>>>

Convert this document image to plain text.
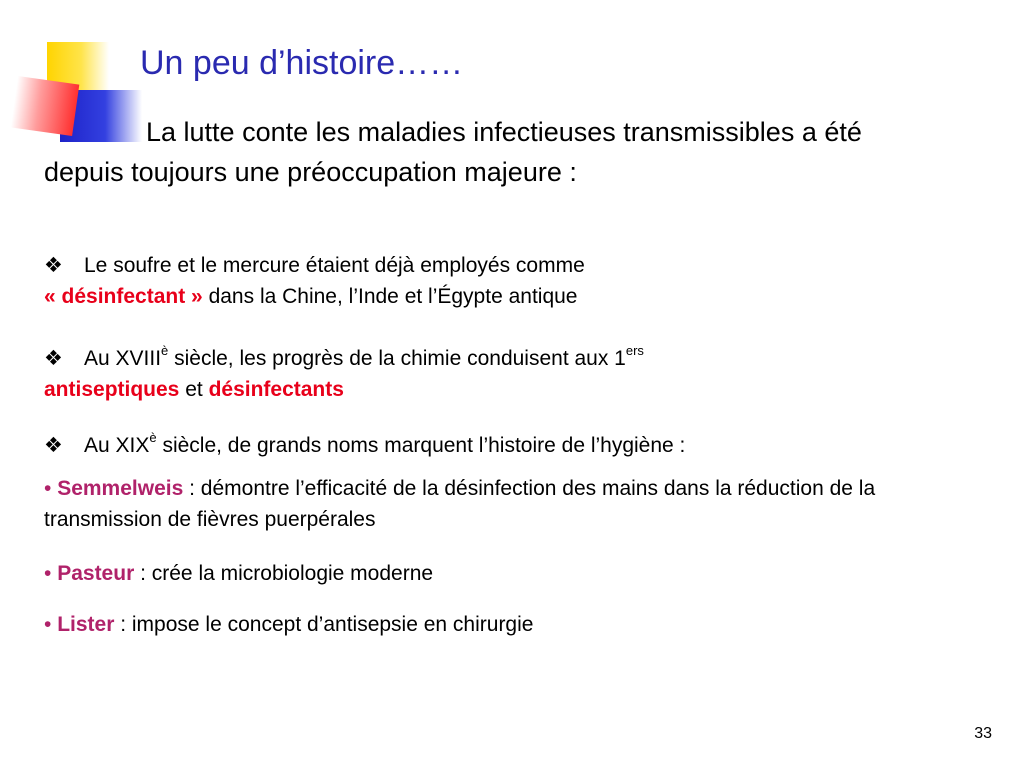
Un peu d’histoire……

La lutte conte les maladies infectieuses transmissibles a été depuis toujours une préoccupation majeure :

❖ Le soufre et le mercure étaient déjà employés comme
« désinfectant » dans la Chine, l’Inde et l’Égypte antique

❖ Au $XVIII^è$ siècle, les progrès de la chimie conduisent aux 1ers
antiseptiques et désinfectants

❖ Au $XIX^è$ siècle, de grands noms marquent l’histoire de l’hygiène :

• Semmelweis : démontre l’efficacité de la désinfection des mains dans la réduction de la transmission de fièvres puerpérales

• Pasteur : crée la microbiologie moderne

• Lister : impose le concept d’antisepsie en chirurgie

33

<<<

**Your objective**
Filter the records for lines holding the string "dans". Copy each one.

**Full response**
« désinfectant » dans la Chine, l’Inde et l’Égypte antique
• Semmelweis : démontre l’efficacité de la désinfection des mains dans la réduction de la transmission de fièvres puerpérales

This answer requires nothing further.